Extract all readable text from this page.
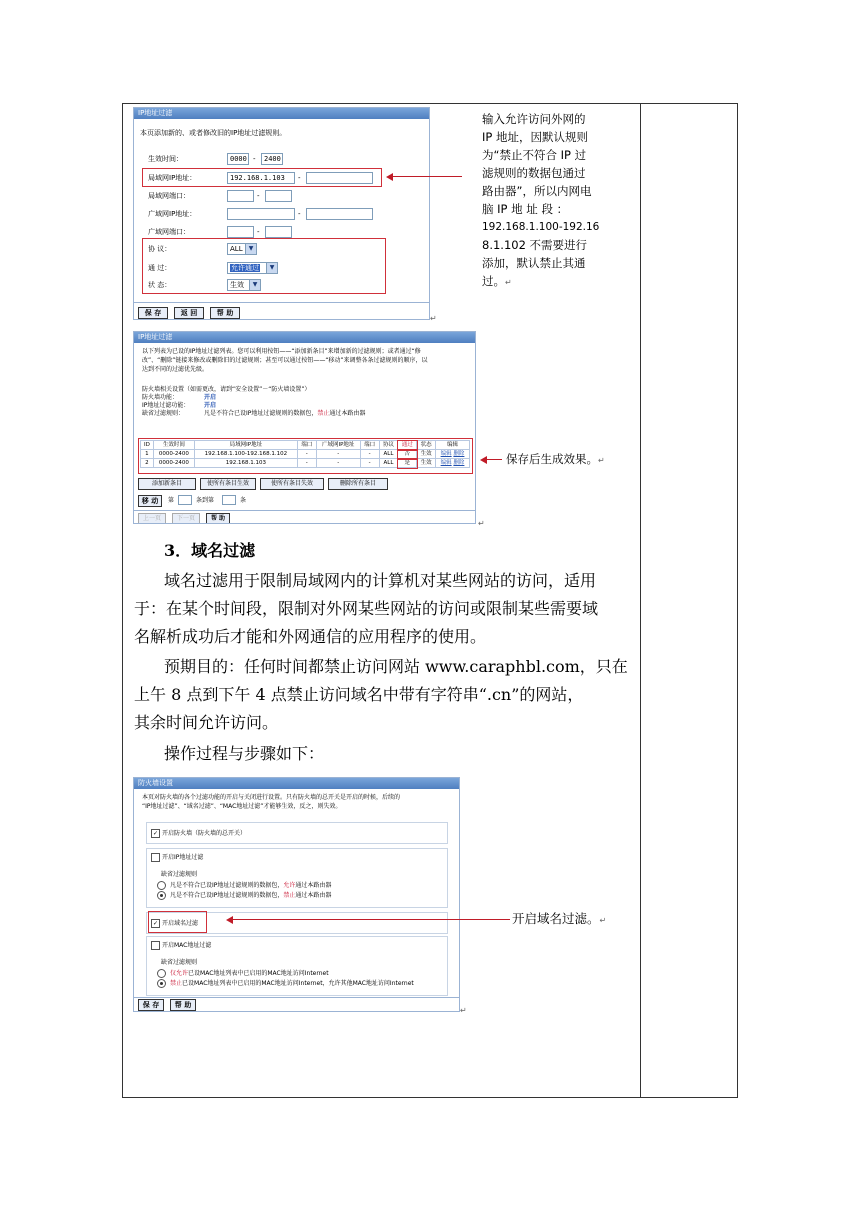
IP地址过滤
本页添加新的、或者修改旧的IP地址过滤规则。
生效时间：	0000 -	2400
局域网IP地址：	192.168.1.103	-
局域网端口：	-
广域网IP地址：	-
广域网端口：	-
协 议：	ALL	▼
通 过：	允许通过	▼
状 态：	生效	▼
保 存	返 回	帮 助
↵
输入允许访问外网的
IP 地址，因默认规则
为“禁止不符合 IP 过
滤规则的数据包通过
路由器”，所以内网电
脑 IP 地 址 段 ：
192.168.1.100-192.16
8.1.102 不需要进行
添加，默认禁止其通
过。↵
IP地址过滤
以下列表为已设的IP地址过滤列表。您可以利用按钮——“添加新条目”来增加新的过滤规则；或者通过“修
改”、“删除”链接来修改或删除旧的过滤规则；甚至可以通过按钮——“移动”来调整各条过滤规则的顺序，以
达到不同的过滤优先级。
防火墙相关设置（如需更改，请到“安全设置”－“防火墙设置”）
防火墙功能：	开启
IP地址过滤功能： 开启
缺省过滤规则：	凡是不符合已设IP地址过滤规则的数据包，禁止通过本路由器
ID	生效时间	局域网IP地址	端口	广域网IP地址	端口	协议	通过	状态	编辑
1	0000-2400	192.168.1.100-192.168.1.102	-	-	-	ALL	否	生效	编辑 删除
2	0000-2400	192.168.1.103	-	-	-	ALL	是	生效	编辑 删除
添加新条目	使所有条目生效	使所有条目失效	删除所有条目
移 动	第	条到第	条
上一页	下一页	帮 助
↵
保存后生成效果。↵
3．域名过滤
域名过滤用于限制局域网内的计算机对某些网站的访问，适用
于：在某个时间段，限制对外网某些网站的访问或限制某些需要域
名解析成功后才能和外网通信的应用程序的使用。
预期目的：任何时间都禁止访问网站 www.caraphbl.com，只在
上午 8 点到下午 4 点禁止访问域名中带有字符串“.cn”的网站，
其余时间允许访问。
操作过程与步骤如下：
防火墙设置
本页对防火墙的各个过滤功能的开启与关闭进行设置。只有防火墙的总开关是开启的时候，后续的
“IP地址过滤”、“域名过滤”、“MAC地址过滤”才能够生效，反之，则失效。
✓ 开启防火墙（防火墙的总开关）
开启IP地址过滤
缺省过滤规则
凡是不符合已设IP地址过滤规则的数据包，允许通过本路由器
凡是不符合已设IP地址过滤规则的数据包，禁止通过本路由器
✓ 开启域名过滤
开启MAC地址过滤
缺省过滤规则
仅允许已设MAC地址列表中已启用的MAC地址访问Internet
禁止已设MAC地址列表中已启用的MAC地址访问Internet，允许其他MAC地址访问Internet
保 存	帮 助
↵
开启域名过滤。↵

********

STATED TASK:
Pictures are not part of the copy; reproduce everything else in the records exactly.

RESPONSE TO THIS EXERCISE:
Extract all readable text from this page.
IP地址过滤
本页添加新的、或者修改旧的IP地址过滤规则。
生效时间：	0000 -	2400
局域网IP地址：	192.168.1.103	-
局域网端口：	-
广域网IP地址：	-
广域网端口：	-
协 议：	ALL	▼
通 过：	允许通过	▼
状 态：	生效	▼
保 存	返 回	帮 助
↵
输入允许访问外网的
IP 地址，因默认规则
为“禁止不符合 IP 过
滤规则的数据包通过
路由器”，所以内网电
脑 IP 地 址 段 ：
192.168.1.100-192.16
8.1.102 不需要进行
添加，默认禁止其通
过。↵
IP地址过滤
以下列表为已设的IP地址过滤列表。您可以利用按钮——“添加新条目”来增加新的过滤规则；或者通过“修
改”、“删除”链接来修改或删除旧的过滤规则；甚至可以通过按钮——“移动”来调整各条过滤规则的顺序，以
达到不同的过滤优先级。
防火墙相关设置（如需更改，请到“安全设置”－“防火墙设置”）
防火墙功能：	开启
IP地址过滤功能： 开启
缺省过滤规则：	凡是不符合已设IP地址过滤规则的数据包，禁止通过本路由器
ID	生效时间	局域网IP地址	端口	广域网IP地址	端口	协议	通过	状态	编辑
1	0000-2400	192.168.1.100-192.168.1.102	-	-	-	ALL	否	生效	编辑 删除
2	0000-2400	192.168.1.103	-	-	-	ALL	是	生效	编辑 删除
添加新条目	使所有条目生效	使所有条目失效	删除所有条目
移 动	第	条到第	条
上一页	下一页	帮 助
↵
保存后生成效果。↵
3．域名过滤
域名过滤用于限制局域网内的计算机对某些网站的访问，适用
于：在某个时间段，限制对外网某些网站的访问或限制某些需要域
名解析成功后才能和外网通信的应用程序的使用。
预期目的：任何时间都禁止访问网站 www.caraphbl.com，只在
上午 8 点到下午 4 点禁止访问域名中带有字符串“.cn”的网站，
其余时间允许访问。
操作过程与步骤如下：
防火墙设置
本页对防火墙的各个过滤功能的开启与关闭进行设置。只有防火墙的总开关是开启的时候，后续的
“IP地址过滤”、“域名过滤”、“MAC地址过滤”才能够生效，反之，则失效。
✓ 开启防火墙（防火墙的总开关）
开启IP地址过滤
缺省过滤规则
凡是不符合已设IP地址过滤规则的数据包，允许通过本路由器
凡是不符合已设IP地址过滤规则的数据包，禁止通过本路由器
✓ 开启域名过滤
开启MAC地址过滤
缺省过滤规则
仅允许已设MAC地址列表中已启用的MAC地址访问Internet
禁止已设MAC地址列表中已启用的MAC地址访问Internet，允许其他MAC地址访问Internet
保 存	帮 助
↵
开启域名过滤。↵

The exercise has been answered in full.